STATED GOAL =>
Copy out the data below verbatim.

>>

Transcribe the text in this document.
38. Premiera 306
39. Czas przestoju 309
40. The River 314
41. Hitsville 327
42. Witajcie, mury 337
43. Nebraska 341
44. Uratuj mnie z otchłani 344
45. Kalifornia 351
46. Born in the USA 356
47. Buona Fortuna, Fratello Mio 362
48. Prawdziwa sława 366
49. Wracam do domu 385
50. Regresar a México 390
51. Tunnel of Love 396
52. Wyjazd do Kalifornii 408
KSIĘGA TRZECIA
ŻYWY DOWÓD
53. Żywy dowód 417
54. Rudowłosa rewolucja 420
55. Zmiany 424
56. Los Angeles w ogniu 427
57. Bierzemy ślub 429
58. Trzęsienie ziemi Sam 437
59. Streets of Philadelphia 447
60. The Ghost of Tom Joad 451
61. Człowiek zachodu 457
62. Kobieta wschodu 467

<<

RESPONSE FOR THIS EXERCISE =>
Transcribe the text in this document.
38. Premiera 306
39. Czas przestoju 309
40. The River 314
41. Hitsville 327
42. Witajcie, mury 337
43. Nebraska 341
44. Uratuj mnie z otchłani 344
45. Kalifornia 351
46. Born in the USA 356
47. Buona Fortuna, Fratello Mio 362
48. Prawdziwa sława 366
49. Wracam do domu 385
50. Regresar a México 390
51. Tunnel of Love 396
52. Wyjazd do Kalifornii 408
KSIĘGA TRZECIA
ŻYWY DOWÓD
53. Żywy dowód 417
54. Rudowłosa rewolucja 420
55. Zmiany 424
56. Los Angeles w ogniu 427
57. Bierzemy ślub 429
58. Trzęsienie ziemi Sam 437
59. Streets of Philadelphia 447
60. The Ghost of Tom Joad 451
61. Człowiek zachodu 457
62. Kobieta wschodu 467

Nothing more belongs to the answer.